◆ **Exercise description**: Set every record down verbatim and omit the pictures.

Figure dataset records:
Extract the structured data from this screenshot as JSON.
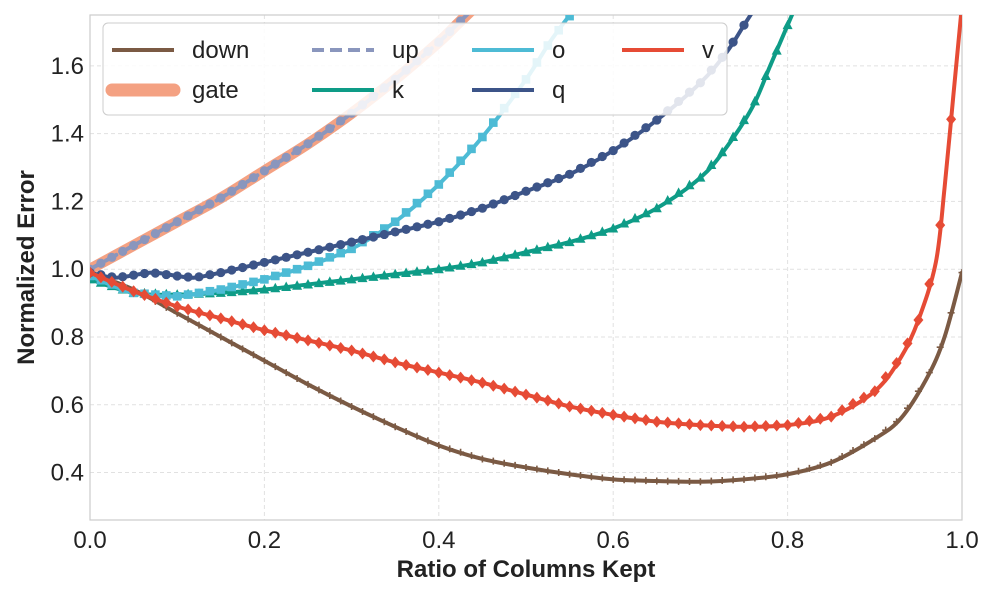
{
  "chart_data": {
    "type": "line",
    "title": "",
    "xlabel": "Ratio of Columns Kept",
    "ylabel": "Normalized Error",
    "xlim": [
      0.0,
      1.0
    ],
    "ylim": [
      0.26,
      1.75
    ],
    "xticks": [
      "0.0",
      "0.2",
      "0.4",
      "0.6",
      "0.8",
      "1.0"
    ],
    "yticks": [
      "0.4",
      "0.6",
      "0.8",
      "1.0",
      "1.2",
      "1.4",
      "1.6"
    ],
    "grid": true,
    "legend_position": "top-left",
    "series": [
      {
        "name": "down",
        "color": "#7b5a44",
        "marker": "plus",
        "dash": "solid",
        "x": [
          0,
          0.05,
          0.1,
          0.15,
          0.2,
          0.25,
          0.3,
          0.35,
          0.4,
          0.45,
          0.5,
          0.55,
          0.6,
          0.65,
          0.7,
          0.75,
          0.8,
          0.85,
          0.9,
          0.93,
          0.96,
          0.98,
          1.0
        ],
        "y": [
          0.99,
          0.94,
          0.87,
          0.8,
          0.73,
          0.66,
          0.595,
          0.535,
          0.48,
          0.44,
          0.415,
          0.395,
          0.38,
          0.375,
          0.373,
          0.38,
          0.395,
          0.43,
          0.5,
          0.56,
          0.68,
          0.8,
          0.99
        ]
      },
      {
        "name": "gate",
        "color": "#f4a182",
        "marker": "none",
        "dash": "solid",
        "wide": true,
        "x": [
          0,
          0.05,
          0.1,
          0.15,
          0.2,
          0.25,
          0.3,
          0.35,
          0.4,
          0.42,
          0.44
        ],
        "y": [
          1.0,
          1.07,
          1.14,
          1.21,
          1.29,
          1.37,
          1.46,
          1.56,
          1.67,
          1.72,
          1.77
        ]
      },
      {
        "name": "up",
        "color": "#8a96bd",
        "marker": "dot",
        "dash": "dashed",
        "x": [
          0,
          0.05,
          0.1,
          0.15,
          0.2,
          0.25,
          0.3,
          0.35,
          0.4,
          0.42,
          0.44
        ],
        "y": [
          1.0,
          1.07,
          1.14,
          1.21,
          1.29,
          1.37,
          1.46,
          1.56,
          1.67,
          1.72,
          1.77
        ]
      },
      {
        "name": "k",
        "color": "#0e9c87",
        "marker": "triangle",
        "dash": "solid",
        "x": [
          0,
          0.05,
          0.1,
          0.15,
          0.2,
          0.25,
          0.3,
          0.35,
          0.4,
          0.45,
          0.5,
          0.55,
          0.6,
          0.65,
          0.7,
          0.73,
          0.76,
          0.78,
          0.8,
          0.81
        ],
        "y": [
          0.97,
          0.93,
          0.925,
          0.93,
          0.94,
          0.955,
          0.97,
          0.985,
          1.0,
          1.02,
          1.05,
          1.08,
          1.12,
          1.18,
          1.27,
          1.36,
          1.48,
          1.6,
          1.72,
          1.78
        ]
      },
      {
        "name": "o",
        "color": "#4dbbd5",
        "marker": "square",
        "dash": "solid",
        "x": [
          0,
          0.05,
          0.1,
          0.15,
          0.2,
          0.25,
          0.3,
          0.35,
          0.4,
          0.45,
          0.5,
          0.53,
          0.56,
          0.57
        ],
        "y": [
          0.98,
          0.93,
          0.92,
          0.94,
          0.97,
          1.01,
          1.06,
          1.14,
          1.25,
          1.39,
          1.56,
          1.68,
          1.78,
          1.8
        ]
      },
      {
        "name": "q",
        "color": "#3c5488",
        "marker": "dot",
        "dash": "solid",
        "x": [
          0,
          0.03,
          0.07,
          0.1,
          0.12,
          0.15,
          0.2,
          0.25,
          0.3,
          0.35,
          0.4,
          0.45,
          0.5,
          0.55,
          0.6,
          0.65,
          0.7,
          0.73,
          0.75,
          0.76
        ],
        "y": [
          0.99,
          0.975,
          0.99,
          0.98,
          0.975,
          0.99,
          1.02,
          1.05,
          1.08,
          1.11,
          1.14,
          1.18,
          1.23,
          1.28,
          1.35,
          1.44,
          1.55,
          1.64,
          1.72,
          1.76
        ]
      },
      {
        "name": "v",
        "color": "#e64b35",
        "marker": "diamond",
        "dash": "solid",
        "x": [
          0,
          0.05,
          0.1,
          0.15,
          0.2,
          0.25,
          0.3,
          0.35,
          0.4,
          0.45,
          0.5,
          0.55,
          0.6,
          0.65,
          0.7,
          0.75,
          0.8,
          0.85,
          0.9,
          0.93,
          0.95,
          0.97,
          0.98,
          0.99,
          1.0
        ],
        "y": [
          0.99,
          0.935,
          0.89,
          0.855,
          0.82,
          0.79,
          0.76,
          0.725,
          0.695,
          0.665,
          0.63,
          0.595,
          0.57,
          0.55,
          0.54,
          0.535,
          0.54,
          0.565,
          0.64,
          0.74,
          0.85,
          1.02,
          1.24,
          1.51,
          1.78
        ]
      }
    ]
  }
}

◆ **Solution to this exercise**:
Extract the structured data from this screenshot as JSON.
{
  "chart_data": {
    "type": "line",
    "title": "",
    "xlabel": "Ratio of Columns Kept",
    "ylabel": "Normalized Error",
    "xlim": [
      0.0,
      1.0
    ],
    "ylim": [
      0.26,
      1.75
    ],
    "xticks": [
      "0.0",
      "0.2",
      "0.4",
      "0.6",
      "0.8",
      "1.0"
    ],
    "yticks": [
      "0.4",
      "0.6",
      "0.8",
      "1.0",
      "1.2",
      "1.4",
      "1.6"
    ],
    "grid": true,
    "legend_position": "top-left",
    "series": [
      {
        "name": "down",
        "color": "#7b5a44",
        "marker": "plus",
        "dash": "solid",
        "x": [
          0,
          0.05,
          0.1,
          0.15,
          0.2,
          0.25,
          0.3,
          0.35,
          0.4,
          0.45,
          0.5,
          0.55,
          0.6,
          0.65,
          0.7,
          0.75,
          0.8,
          0.85,
          0.9,
          0.93,
          0.96,
          0.98,
          1.0
        ],
        "y": [
          0.99,
          0.94,
          0.87,
          0.8,
          0.73,
          0.66,
          0.595,
          0.535,
          0.48,
          0.44,
          0.415,
          0.395,
          0.38,
          0.375,
          0.373,
          0.38,
          0.395,
          0.43,
          0.5,
          0.56,
          0.68,
          0.8,
          0.99
        ]
      },
      {
        "name": "gate",
        "color": "#f4a182",
        "marker": "none",
        "dash": "solid",
        "wide": true,
        "x": [
          0,
          0.05,
          0.1,
          0.15,
          0.2,
          0.25,
          0.3,
          0.35,
          0.4,
          0.42,
          0.44
        ],
        "y": [
          1.0,
          1.07,
          1.14,
          1.21,
          1.29,
          1.37,
          1.46,
          1.56,
          1.67,
          1.72,
          1.77
        ]
      },
      {
        "name": "up",
        "color": "#8a96bd",
        "marker": "dot",
        "dash": "dashed",
        "x": [
          0,
          0.05,
          0.1,
          0.15,
          0.2,
          0.25,
          0.3,
          0.35,
          0.4,
          0.42,
          0.44
        ],
        "y": [
          1.0,
          1.07,
          1.14,
          1.21,
          1.29,
          1.37,
          1.46,
          1.56,
          1.67,
          1.72,
          1.77
        ]
      },
      {
        "name": "k",
        "color": "#0e9c87",
        "marker": "triangle",
        "dash": "solid",
        "x": [
          0,
          0.05,
          0.1,
          0.15,
          0.2,
          0.25,
          0.3,
          0.35,
          0.4,
          0.45,
          0.5,
          0.55,
          0.6,
          0.65,
          0.7,
          0.73,
          0.76,
          0.78,
          0.8,
          0.81
        ],
        "y": [
          0.97,
          0.93,
          0.925,
          0.93,
          0.94,
          0.955,
          0.97,
          0.985,
          1.0,
          1.02,
          1.05,
          1.08,
          1.12,
          1.18,
          1.27,
          1.36,
          1.48,
          1.6,
          1.72,
          1.78
        ]
      },
      {
        "name": "o",
        "color": "#4dbbd5",
        "marker": "square",
        "dash": "solid",
        "x": [
          0,
          0.05,
          0.1,
          0.15,
          0.2,
          0.25,
          0.3,
          0.35,
          0.4,
          0.45,
          0.5,
          0.53,
          0.56,
          0.57
        ],
        "y": [
          0.98,
          0.93,
          0.92,
          0.94,
          0.97,
          1.01,
          1.06,
          1.14,
          1.25,
          1.39,
          1.56,
          1.68,
          1.78,
          1.8
        ]
      },
      {
        "name": "q",
        "color": "#3c5488",
        "marker": "dot",
        "dash": "solid",
        "x": [
          0,
          0.03,
          0.07,
          0.1,
          0.12,
          0.15,
          0.2,
          0.25,
          0.3,
          0.35,
          0.4,
          0.45,
          0.5,
          0.55,
          0.6,
          0.65,
          0.7,
          0.73,
          0.75,
          0.76
        ],
        "y": [
          0.99,
          0.975,
          0.99,
          0.98,
          0.975,
          0.99,
          1.02,
          1.05,
          1.08,
          1.11,
          1.14,
          1.18,
          1.23,
          1.28,
          1.35,
          1.44,
          1.55,
          1.64,
          1.72,
          1.76
        ]
      },
      {
        "name": "v",
        "color": "#e64b35",
        "marker": "diamond",
        "dash": "solid",
        "x": [
          0,
          0.05,
          0.1,
          0.15,
          0.2,
          0.25,
          0.3,
          0.35,
          0.4,
          0.45,
          0.5,
          0.55,
          0.6,
          0.65,
          0.7,
          0.75,
          0.8,
          0.85,
          0.9,
          0.93,
          0.95,
          0.97,
          0.98,
          0.99,
          1.0
        ],
        "y": [
          0.99,
          0.935,
          0.89,
          0.855,
          0.82,
          0.79,
          0.76,
          0.725,
          0.695,
          0.665,
          0.63,
          0.595,
          0.57,
          0.55,
          0.54,
          0.535,
          0.54,
          0.565,
          0.64,
          0.74,
          0.85,
          1.02,
          1.24,
          1.51,
          1.78
        ]
      }
    ]
  }
}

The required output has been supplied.